## Stated goal
Below is some material; set it all down exactly, apart from the pictures.

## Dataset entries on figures
▼

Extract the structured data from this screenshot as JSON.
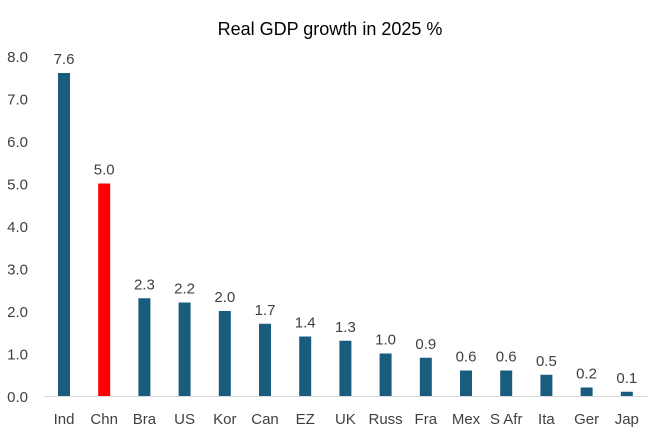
{
  "chart_data": {
    "type": "bar",
    "title": "Real GDP growth in 2025 %",
    "xlabel": "",
    "ylabel": "",
    "categories": [
      "Ind",
      "Chn",
      "Bra",
      "US",
      "Kor",
      "Can",
      "EZ",
      "UK",
      "Russ",
      "Fra",
      "Mex",
      "S Afr",
      "Ita",
      "Ger",
      "Jap"
    ],
    "values": [
      7.6,
      5.0,
      2.3,
      2.2,
      2.0,
      1.7,
      1.4,
      1.3,
      1.0,
      0.9,
      0.6,
      0.6,
      0.5,
      0.2,
      0.1
    ],
    "value_labels": [
      "7.6",
      "5.0",
      "2.3",
      "2.2",
      "2.0",
      "1.7",
      "1.4",
      "1.3",
      "1.0",
      "0.9",
      "0.6",
      "0.6",
      "0.5",
      "0.2",
      "0.1"
    ],
    "highlight_index": 1,
    "ylim": [
      0,
      8
    ],
    "yticks": [
      "0.0",
      "1.0",
      "2.0",
      "3.0",
      "4.0",
      "5.0",
      "6.0",
      "7.0",
      "8.0"
    ],
    "grid": false,
    "legend": "none",
    "colors": {
      "bar": "#1a5c7e",
      "highlight": "#ff0000",
      "axis": "#d9d9d9",
      "text": "#404040",
      "title": "#000000"
    }
  }
}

▲

## Correct result
Extract the structured data from this screenshot as JSON.
{
  "chart_data": {
    "type": "bar",
    "title": "Real GDP growth in 2025 %",
    "xlabel": "",
    "ylabel": "",
    "categories": [
      "Ind",
      "Chn",
      "Bra",
      "US",
      "Kor",
      "Can",
      "EZ",
      "UK",
      "Russ",
      "Fra",
      "Mex",
      "S Afr",
      "Ita",
      "Ger",
      "Jap"
    ],
    "values": [
      7.6,
      5.0,
      2.3,
      2.2,
      2.0,
      1.7,
      1.4,
      1.3,
      1.0,
      0.9,
      0.6,
      0.6,
      0.5,
      0.2,
      0.1
    ],
    "value_labels": [
      "7.6",
      "5.0",
      "2.3",
      "2.2",
      "2.0",
      "1.7",
      "1.4",
      "1.3",
      "1.0",
      "0.9",
      "0.6",
      "0.6",
      "0.5",
      "0.2",
      "0.1"
    ],
    "highlight_index": 1,
    "ylim": [
      0,
      8
    ],
    "yticks": [
      "0.0",
      "1.0",
      "2.0",
      "3.0",
      "4.0",
      "5.0",
      "6.0",
      "7.0",
      "8.0"
    ],
    "grid": false,
    "legend": "none",
    "colors": {
      "bar": "#1a5c7e",
      "highlight": "#ff0000",
      "axis": "#d9d9d9",
      "text": "#404040",
      "title": "#000000"
    }
  }
}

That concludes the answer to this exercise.